Exercise task:
Return the number of lines in which the word "otevřených" appears; add nothing else.

Material for this exercise:
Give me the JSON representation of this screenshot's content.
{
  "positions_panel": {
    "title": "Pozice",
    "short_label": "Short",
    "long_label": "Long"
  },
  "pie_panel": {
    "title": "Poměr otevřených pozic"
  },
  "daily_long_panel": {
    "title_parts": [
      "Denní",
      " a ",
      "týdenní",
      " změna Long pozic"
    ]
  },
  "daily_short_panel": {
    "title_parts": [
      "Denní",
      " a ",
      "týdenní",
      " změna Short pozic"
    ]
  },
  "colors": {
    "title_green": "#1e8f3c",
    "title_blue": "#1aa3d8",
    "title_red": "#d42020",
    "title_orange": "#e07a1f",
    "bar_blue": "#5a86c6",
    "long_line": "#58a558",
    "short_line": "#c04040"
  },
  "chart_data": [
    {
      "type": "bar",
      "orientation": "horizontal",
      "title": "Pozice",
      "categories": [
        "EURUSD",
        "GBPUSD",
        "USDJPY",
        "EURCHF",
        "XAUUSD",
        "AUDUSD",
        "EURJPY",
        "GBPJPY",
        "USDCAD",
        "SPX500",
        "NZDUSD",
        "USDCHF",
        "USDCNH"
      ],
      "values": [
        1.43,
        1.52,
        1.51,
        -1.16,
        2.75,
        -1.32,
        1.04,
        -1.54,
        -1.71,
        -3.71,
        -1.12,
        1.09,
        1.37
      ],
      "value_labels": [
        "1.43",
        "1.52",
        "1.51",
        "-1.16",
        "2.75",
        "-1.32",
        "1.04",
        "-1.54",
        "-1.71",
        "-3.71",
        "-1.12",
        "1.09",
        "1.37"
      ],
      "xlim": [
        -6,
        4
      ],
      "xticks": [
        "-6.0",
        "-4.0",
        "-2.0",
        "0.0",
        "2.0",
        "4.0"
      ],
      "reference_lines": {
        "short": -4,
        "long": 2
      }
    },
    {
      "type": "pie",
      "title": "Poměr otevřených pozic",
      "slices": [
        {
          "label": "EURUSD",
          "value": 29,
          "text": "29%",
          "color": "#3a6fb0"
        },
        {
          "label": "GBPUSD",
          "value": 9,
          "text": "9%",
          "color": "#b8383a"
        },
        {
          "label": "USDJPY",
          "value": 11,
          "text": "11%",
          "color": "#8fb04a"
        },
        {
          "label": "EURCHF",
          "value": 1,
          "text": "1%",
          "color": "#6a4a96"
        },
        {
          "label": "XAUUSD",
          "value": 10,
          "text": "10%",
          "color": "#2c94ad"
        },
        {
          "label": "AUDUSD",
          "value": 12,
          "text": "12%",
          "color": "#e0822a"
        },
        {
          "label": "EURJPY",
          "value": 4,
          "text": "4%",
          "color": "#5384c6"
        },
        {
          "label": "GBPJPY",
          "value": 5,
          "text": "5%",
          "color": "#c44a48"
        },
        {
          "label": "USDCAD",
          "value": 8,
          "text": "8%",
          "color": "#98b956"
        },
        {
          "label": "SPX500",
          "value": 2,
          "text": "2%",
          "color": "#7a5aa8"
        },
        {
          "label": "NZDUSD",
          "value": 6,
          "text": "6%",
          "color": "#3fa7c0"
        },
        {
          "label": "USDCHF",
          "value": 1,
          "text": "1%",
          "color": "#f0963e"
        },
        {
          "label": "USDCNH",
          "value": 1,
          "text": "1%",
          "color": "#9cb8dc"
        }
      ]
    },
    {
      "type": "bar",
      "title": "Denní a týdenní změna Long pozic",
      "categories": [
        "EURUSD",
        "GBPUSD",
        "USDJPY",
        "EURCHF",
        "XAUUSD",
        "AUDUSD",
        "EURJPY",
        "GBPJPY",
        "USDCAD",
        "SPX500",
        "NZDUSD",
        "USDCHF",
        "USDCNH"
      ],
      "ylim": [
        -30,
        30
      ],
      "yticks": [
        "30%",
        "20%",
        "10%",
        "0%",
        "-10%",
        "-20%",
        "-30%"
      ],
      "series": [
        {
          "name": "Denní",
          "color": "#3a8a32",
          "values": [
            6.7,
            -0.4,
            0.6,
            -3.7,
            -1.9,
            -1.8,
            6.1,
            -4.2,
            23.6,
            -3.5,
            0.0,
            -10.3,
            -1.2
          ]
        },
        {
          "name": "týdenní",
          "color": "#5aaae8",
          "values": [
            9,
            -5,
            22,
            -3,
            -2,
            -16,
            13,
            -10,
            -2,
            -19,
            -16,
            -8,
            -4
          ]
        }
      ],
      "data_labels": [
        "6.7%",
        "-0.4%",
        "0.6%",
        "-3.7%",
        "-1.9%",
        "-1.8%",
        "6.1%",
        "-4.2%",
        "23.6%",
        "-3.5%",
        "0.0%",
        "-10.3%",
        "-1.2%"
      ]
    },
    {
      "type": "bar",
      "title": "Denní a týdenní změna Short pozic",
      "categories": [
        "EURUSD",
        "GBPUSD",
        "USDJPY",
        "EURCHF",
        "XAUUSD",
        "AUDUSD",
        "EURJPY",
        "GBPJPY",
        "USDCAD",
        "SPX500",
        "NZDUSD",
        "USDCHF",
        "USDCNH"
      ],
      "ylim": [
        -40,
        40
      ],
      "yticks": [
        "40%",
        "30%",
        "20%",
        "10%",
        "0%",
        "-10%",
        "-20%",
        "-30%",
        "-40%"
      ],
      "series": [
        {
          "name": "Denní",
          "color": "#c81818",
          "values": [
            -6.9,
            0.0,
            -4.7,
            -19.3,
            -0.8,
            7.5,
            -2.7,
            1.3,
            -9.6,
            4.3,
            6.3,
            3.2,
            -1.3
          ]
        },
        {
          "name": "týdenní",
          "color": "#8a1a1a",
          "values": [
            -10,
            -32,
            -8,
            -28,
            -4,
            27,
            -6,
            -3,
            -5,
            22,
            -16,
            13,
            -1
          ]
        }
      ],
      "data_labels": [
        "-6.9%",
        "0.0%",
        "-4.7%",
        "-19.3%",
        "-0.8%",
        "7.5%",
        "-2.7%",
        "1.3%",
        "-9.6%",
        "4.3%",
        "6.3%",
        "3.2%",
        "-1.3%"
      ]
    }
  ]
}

---

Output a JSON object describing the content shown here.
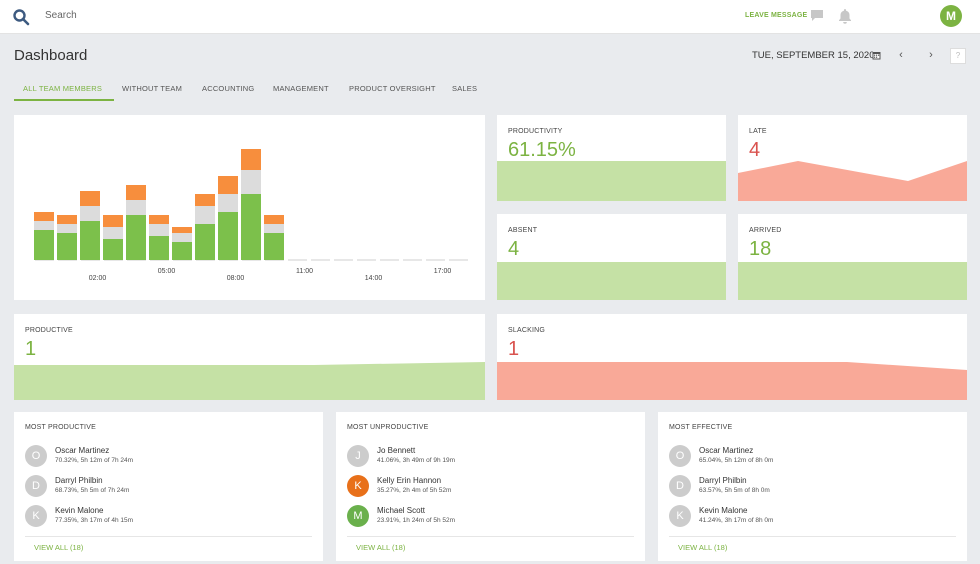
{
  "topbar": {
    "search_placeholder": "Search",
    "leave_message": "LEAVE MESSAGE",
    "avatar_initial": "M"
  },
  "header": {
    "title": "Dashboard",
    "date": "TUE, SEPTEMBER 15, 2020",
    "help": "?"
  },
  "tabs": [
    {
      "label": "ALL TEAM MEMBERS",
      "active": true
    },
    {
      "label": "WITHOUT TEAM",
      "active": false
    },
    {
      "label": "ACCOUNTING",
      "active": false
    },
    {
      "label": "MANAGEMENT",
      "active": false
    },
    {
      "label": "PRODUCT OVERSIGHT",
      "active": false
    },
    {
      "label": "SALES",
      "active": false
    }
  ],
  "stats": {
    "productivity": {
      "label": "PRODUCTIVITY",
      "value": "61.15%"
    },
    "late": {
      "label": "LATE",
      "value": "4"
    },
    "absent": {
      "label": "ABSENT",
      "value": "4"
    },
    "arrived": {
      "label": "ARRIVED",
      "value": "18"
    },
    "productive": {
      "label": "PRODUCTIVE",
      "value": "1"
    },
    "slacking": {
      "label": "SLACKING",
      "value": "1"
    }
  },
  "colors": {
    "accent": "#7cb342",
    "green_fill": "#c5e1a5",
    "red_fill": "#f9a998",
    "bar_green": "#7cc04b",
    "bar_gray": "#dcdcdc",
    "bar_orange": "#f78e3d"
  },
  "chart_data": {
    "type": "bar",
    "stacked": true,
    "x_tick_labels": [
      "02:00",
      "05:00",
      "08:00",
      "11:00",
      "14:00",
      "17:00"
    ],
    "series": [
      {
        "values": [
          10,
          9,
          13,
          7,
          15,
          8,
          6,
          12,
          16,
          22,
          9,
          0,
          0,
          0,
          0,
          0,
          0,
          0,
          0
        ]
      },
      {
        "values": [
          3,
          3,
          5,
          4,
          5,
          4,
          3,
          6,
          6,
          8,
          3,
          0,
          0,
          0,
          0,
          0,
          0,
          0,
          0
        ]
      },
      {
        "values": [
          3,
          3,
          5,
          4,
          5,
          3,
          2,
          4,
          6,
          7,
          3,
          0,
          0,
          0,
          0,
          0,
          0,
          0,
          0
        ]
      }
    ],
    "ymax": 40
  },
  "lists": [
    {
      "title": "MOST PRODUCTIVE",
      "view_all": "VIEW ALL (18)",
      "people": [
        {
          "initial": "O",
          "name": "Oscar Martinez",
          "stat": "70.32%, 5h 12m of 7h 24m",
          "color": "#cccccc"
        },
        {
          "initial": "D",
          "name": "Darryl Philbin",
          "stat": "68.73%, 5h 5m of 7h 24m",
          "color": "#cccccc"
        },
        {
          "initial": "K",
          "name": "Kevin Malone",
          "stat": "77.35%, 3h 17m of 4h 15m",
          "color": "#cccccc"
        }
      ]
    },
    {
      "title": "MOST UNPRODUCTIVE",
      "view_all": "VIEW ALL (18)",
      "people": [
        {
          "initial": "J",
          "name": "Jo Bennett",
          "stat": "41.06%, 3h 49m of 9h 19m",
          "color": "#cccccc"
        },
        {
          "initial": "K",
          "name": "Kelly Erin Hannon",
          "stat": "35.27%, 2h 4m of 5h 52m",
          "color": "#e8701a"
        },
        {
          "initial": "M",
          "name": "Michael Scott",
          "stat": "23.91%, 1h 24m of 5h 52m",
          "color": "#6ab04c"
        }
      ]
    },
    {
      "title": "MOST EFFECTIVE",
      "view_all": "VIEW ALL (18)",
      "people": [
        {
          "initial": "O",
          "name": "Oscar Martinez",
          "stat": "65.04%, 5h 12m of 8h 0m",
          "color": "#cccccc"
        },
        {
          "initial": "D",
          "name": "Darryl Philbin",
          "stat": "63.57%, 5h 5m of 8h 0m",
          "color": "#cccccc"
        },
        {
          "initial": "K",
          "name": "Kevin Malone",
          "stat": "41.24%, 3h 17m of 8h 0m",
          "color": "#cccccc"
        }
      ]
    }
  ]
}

Finished answer:
2